=== Source data ===
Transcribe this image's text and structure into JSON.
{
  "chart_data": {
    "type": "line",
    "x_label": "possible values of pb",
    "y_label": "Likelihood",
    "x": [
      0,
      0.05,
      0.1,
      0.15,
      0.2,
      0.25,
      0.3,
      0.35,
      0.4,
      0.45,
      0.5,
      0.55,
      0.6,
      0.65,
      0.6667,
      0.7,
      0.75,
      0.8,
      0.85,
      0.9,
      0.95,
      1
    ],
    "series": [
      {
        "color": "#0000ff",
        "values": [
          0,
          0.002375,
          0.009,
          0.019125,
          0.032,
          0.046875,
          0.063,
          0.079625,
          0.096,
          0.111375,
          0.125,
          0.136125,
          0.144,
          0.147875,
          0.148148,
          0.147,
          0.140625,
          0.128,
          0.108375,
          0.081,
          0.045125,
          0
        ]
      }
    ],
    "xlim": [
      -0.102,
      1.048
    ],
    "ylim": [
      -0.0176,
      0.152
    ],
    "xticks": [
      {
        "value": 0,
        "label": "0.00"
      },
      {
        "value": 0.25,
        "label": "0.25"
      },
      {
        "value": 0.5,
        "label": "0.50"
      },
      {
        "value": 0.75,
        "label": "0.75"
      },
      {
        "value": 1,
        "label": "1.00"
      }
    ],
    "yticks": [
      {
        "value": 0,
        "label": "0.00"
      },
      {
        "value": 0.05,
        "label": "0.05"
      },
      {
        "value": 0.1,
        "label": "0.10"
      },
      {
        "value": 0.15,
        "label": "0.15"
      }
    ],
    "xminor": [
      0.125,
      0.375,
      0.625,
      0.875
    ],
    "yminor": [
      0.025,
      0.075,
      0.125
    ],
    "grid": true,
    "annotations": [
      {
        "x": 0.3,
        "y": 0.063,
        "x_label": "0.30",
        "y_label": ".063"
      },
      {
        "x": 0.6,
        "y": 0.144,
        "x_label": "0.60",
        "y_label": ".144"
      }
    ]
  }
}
===
Print all of the entries exactly as they appear.

Transcribe this image's text and structure into JSON.
{
  "chart_data": {
    "type": "line",
    "x_label": "possible values of pb",
    "y_label": "Likelihood",
    "x": [
      0,
      0.05,
      0.1,
      0.15,
      0.2,
      0.25,
      0.3,
      0.35,
      0.4,
      0.45,
      0.5,
      0.55,
      0.6,
      0.65,
      0.6667,
      0.7,
      0.75,
      0.8,
      0.85,
      0.9,
      0.95,
      1
    ],
    "series": [
      {
        "color": "#0000ff",
        "values": [
          0,
          0.002375,
          0.009,
          0.019125,
          0.032,
          0.046875,
          0.063,
          0.079625,
          0.096,
          0.111375,
          0.125,
          0.136125,
          0.144,
          0.147875,
          0.148148,
          0.147,
          0.140625,
          0.128,
          0.108375,
          0.081,
          0.045125,
          0
        ]
      }
    ],
    "xlim": [
      -0.102,
      1.048
    ],
    "ylim": [
      -0.0176,
      0.152
    ],
    "xticks": [
      {
        "value": 0,
        "label": "0.00"
      },
      {
        "value": 0.25,
        "label": "0.25"
      },
      {
        "value": 0.5,
        "label": "0.50"
      },
      {
        "value": 0.75,
        "label": "0.75"
      },
      {
        "value": 1,
        "label": "1.00"
      }
    ],
    "yticks": [
      {
        "value": 0,
        "label": "0.00"
      },
      {
        "value": 0.05,
        "label": "0.05"
      },
      {
        "value": 0.1,
        "label": "0.10"
      },
      {
        "value": 0.15,
        "label": "0.15"
      }
    ],
    "xminor": [
      0.125,
      0.375,
      0.625,
      0.875
    ],
    "yminor": [
      0.025,
      0.075,
      0.125
    ],
    "grid": true,
    "annotations": [
      {
        "x": 0.3,
        "y": 0.063,
        "x_label": "0.30",
        "y_label": ".063"
      },
      {
        "x": 0.6,
        "y": 0.144,
        "x_label": "0.60",
        "y_label": ".144"
      }
    ]
  }
}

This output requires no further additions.